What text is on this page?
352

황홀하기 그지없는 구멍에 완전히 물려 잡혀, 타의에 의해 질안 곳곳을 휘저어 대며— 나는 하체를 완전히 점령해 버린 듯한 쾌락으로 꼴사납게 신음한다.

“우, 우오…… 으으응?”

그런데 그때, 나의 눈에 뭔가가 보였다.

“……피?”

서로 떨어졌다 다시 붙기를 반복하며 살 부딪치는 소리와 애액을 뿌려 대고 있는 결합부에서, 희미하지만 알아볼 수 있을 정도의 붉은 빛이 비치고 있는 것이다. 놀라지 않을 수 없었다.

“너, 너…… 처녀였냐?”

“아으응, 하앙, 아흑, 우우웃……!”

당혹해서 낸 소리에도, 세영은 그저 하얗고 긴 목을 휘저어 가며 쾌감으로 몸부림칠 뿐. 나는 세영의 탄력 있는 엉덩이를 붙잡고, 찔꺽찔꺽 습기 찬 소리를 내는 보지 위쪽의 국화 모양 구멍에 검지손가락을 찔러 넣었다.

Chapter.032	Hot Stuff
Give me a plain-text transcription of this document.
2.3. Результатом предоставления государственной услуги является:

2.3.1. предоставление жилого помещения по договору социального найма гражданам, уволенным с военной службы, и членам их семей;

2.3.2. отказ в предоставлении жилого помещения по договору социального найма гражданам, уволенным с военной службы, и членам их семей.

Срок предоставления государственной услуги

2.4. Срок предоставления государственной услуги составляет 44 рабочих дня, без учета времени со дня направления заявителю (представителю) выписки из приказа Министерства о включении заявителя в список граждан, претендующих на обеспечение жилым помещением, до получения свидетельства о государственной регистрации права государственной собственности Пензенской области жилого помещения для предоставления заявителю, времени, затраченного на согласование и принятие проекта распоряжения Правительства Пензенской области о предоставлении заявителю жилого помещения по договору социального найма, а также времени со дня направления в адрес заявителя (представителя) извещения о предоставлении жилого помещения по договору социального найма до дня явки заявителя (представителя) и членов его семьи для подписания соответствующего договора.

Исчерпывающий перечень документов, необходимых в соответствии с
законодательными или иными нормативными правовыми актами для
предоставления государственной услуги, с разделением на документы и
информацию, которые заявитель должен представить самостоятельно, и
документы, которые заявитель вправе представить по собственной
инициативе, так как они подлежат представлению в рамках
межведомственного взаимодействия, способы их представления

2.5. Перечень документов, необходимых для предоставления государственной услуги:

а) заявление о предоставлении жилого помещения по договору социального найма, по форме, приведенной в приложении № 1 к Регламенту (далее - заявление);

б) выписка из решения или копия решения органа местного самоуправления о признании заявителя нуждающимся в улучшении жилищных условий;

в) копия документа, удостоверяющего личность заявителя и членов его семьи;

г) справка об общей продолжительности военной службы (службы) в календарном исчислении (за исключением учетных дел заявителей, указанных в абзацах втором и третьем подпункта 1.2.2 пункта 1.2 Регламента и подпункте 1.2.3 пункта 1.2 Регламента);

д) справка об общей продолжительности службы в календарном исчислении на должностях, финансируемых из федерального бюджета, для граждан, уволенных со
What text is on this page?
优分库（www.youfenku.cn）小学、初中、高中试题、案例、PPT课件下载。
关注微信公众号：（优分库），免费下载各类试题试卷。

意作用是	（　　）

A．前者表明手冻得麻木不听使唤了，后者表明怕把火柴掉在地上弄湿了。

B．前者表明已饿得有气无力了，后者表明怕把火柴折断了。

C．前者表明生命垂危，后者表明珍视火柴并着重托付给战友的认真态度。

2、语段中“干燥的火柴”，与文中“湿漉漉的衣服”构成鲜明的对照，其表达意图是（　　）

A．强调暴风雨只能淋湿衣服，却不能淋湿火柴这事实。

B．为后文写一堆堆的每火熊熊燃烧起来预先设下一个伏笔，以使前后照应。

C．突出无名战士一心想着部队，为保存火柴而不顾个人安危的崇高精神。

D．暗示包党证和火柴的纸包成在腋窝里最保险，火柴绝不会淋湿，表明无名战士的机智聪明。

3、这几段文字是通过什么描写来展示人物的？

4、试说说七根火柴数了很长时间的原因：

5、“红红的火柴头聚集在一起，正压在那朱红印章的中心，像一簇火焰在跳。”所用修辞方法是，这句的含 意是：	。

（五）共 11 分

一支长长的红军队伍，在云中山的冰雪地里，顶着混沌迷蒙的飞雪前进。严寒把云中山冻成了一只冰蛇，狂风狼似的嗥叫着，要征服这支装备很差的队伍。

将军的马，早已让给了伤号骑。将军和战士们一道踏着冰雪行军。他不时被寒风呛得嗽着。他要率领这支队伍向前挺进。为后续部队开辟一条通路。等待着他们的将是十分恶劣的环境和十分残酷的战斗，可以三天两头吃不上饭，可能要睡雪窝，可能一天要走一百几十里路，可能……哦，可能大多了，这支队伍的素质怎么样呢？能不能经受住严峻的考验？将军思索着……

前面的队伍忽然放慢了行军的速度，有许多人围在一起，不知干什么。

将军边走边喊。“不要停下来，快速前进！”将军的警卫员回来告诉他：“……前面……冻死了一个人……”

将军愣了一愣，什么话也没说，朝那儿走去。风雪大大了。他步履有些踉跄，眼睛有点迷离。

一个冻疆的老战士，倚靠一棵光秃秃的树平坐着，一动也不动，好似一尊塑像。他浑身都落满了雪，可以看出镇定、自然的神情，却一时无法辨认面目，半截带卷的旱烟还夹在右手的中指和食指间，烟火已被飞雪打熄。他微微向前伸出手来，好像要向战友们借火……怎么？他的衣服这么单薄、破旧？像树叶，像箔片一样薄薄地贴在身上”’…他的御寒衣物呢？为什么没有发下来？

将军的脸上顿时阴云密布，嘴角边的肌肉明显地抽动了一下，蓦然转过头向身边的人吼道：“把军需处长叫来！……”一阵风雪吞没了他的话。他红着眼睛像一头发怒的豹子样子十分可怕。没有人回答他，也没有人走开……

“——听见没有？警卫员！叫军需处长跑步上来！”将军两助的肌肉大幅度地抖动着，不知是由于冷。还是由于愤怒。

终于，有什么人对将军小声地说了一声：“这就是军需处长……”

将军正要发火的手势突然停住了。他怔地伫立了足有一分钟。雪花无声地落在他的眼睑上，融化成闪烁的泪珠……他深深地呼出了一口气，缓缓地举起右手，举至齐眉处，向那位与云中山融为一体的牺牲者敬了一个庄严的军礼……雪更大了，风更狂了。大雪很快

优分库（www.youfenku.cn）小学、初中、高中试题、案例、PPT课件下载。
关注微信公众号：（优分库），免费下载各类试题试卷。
::::::::::
• Problem to work on: Please output the entire listing exactly as it stands.

• Solution for this exercise:
What text is on this page?
352

황홀하기 그지없는 구멍에 완전히 물려 잡혀, 타의에 의해 질안 곳곳을 휘저어 대며— 나는 하체를 완전히 점령해 버린 듯한 쾌락으로 꼴사납게 신음한다.

“우, 우오…… 으으응?”

그런데 그때, 나의 눈에 뭔가가 보였다.

“……피?”

서로 떨어졌다 다시 붙기를 반복하며 살 부딪치는 소리와 애액을 뿌려 대고 있는 결합부에서, 희미하지만 알아볼 수 있을 정도의 붉은 빛이 비치고 있는 것이다. 놀라지 않을 수 없었다.

“너, 너…… 처녀였냐?”

“아으응, 하앙, 아흑, 우우웃……!”

당혹해서 낸 소리에도, 세영은 그저 하얗고 긴 목을 휘저어 가며 쾌감으로 몸부림칠 뿐. 나는 세영의 탄력 있는 엉덩이를 붙잡고, 찔꺽찔꺽 습기 찬 소리를 내는 보지 위쪽의 국화 모양 구멍에 검지손가락을 찔러 넣었다.

Chapter.032	Hot Stuff
Give me a plain-text transcription of this document.
2.3. Результатом предоставления государственной услуги является:

2.3.1. предоставление жилого помещения по договору социального найма гражданам, уволенным с военной службы, и членам их семей;

2.3.2. отказ в предоставлении жилого помещения по договору социального найма гражданам, уволенным с военной службы, и членам их семей.

Срок предоставления государственной услуги

2.4. Срок предоставления государственной услуги составляет 44 рабочих дня, без учета времени со дня направления заявителю (представителю) выписки из приказа Министерства о включении заявителя в список граждан, претендующих на обеспечение жилым помещением, до получения свидетельства о государственной регистрации права государственной собственности Пензенской области жилого помещения для предоставления заявителю, времени, затраченного на согласование и принятие проекта распоряжения Правительства Пензенской области о предоставлении заявителю жилого помещения по договору социального найма, а также времени со дня направления в адрес заявителя (представителя) извещения о предоставлении жилого помещения по договору социального найма до дня явки заявителя (представителя) и членов его семьи для подписания соответствующего договора.

Исчерпывающий перечень документов, необходимых в соответствии с
законодательными или иными нормативными правовыми актами для
предоставления государственной услуги, с разделением на документы и
информацию, которые заявитель должен представить самостоятельно, и
документы, которые заявитель вправе представить по собственной
инициативе, так как они подлежат представлению в рамках
межведомственного взаимодействия, способы их представления

2.5. Перечень документов, необходимых для предоставления государственной услуги:

а) заявление о предоставлении жилого помещения по договору социального найма, по форме, приведенной в приложении № 1 к Регламенту (далее - заявление);

б) выписка из решения или копия решения органа местного самоуправления о признании заявителя нуждающимся в улучшении жилищных условий;

в) копия документа, удостоверяющего личность заявителя и членов его семьи;

г) справка об общей продолжительности военной службы (службы) в календарном исчислении (за исключением учетных дел заявителей, указанных в абзацах втором и третьем подпункта 1.2.2 пункта 1.2 Регламента и подпункте 1.2.3 пункта 1.2 Регламента);

д) справка об общей продолжительности службы в календарном исчислении на должностях, финансируемых из федерального бюджета, для граждан, уволенных со
What text is on this page?
优分库（www.youfenku.cn）小学、初中、高中试题、案例、PPT课件下载。
关注微信公众号：（优分库），免费下载各类试题试卷。

意作用是	（　　）

A．前者表明手冻得麻木不听使唤了，后者表明怕把火柴掉在地上弄湿了。

B．前者表明已饿得有气无力了，后者表明怕把火柴折断了。

C．前者表明生命垂危，后者表明珍视火柴并着重托付给战友的认真态度。

2、语段中“干燥的火柴”，与文中“湿漉漉的衣服”构成鲜明的对照，其表达意图是（　　）

A．强调暴风雨只能淋湿衣服，却不能淋湿火柴这事实。

B．为后文写一堆堆的每火熊熊燃烧起来预先设下一个伏笔，以使前后照应。

C．突出无名战士一心想着部队，为保存火柴而不顾个人安危的崇高精神。

D．暗示包党证和火柴的纸包成在腋窝里最保险，火柴绝不会淋湿，表明无名战士的机智聪明。

3、这几段文字是通过什么描写来展示人物的？

4、试说说七根火柴数了很长时间的原因：

5、“红红的火柴头聚集在一起，正压在那朱红印章的中心，像一簇火焰在跳。”所用修辞方法是，这句的含 意是：	。

（五）共 11 分

一支长长的红军队伍，在云中山的冰雪地里，顶着混沌迷蒙的飞雪前进。严寒把云中山冻成了一只冰蛇，狂风狼似的嗥叫着，要征服这支装备很差的队伍。

将军的马，早已让给了伤号骑。将军和战士们一道踏着冰雪行军。他不时被寒风呛得嗽着。他要率领这支队伍向前挺进。为后续部队开辟一条通路。等待着他们的将是十分恶劣的环境和十分残酷的战斗，可以三天两头吃不上饭，可能要睡雪窝，可能一天要走一百几十里路，可能……哦，可能大多了，这支队伍的素质怎么样呢？能不能经受住严峻的考验？将军思索着……

前面的队伍忽然放慢了行军的速度，有许多人围在一起，不知干什么。

将军边走边喊。“不要停下来，快速前进！”将军的警卫员回来告诉他：“……前面……冻死了一个人……”

将军愣了一愣，什么话也没说，朝那儿走去。风雪大大了。他步履有些踉跄，眼睛有点迷离。

一个冻疆的老战士，倚靠一棵光秃秃的树平坐着，一动也不动，好似一尊塑像。他浑身都落满了雪，可以看出镇定、自然的神情，却一时无法辨认面目，半截带卷的旱烟还夹在右手的中指和食指间，烟火已被飞雪打熄。他微微向前伸出手来，好像要向战友们借火……怎么？他的衣服这么单薄、破旧？像树叶，像箔片一样薄薄地贴在身上”’…他的御寒衣物呢？为什么没有发下来？

将军的脸上顿时阴云密布，嘴角边的肌肉明显地抽动了一下，蓦然转过头向身边的人吼道：“把军需处长叫来！……”一阵风雪吞没了他的话。他红着眼睛像一头发怒的豹子样子十分可怕。没有人回答他，也没有人走开……

“——听见没有？警卫员！叫军需处长跑步上来！”将军两助的肌肉大幅度地抖动着，不知是由于冷。还是由于愤怒。

终于，有什么人对将军小声地说了一声：“这就是军需处长……”

将军正要发火的手势突然停住了。他怔地伫立了足有一分钟。雪花无声地落在他的眼睑上，融化成闪烁的泪珠……他深深地呼出了一口气，缓缓地举起右手，举至齐眉处，向那位与云中山融为一体的牺牲者敬了一个庄严的军礼……雪更大了，风更狂了。大雪很快

优分库（www.youfenku.cn）小学、初中、高中试题、案例、PPT课件下载。
关注微信公众号：（优分库），免费下载各类试题试卷。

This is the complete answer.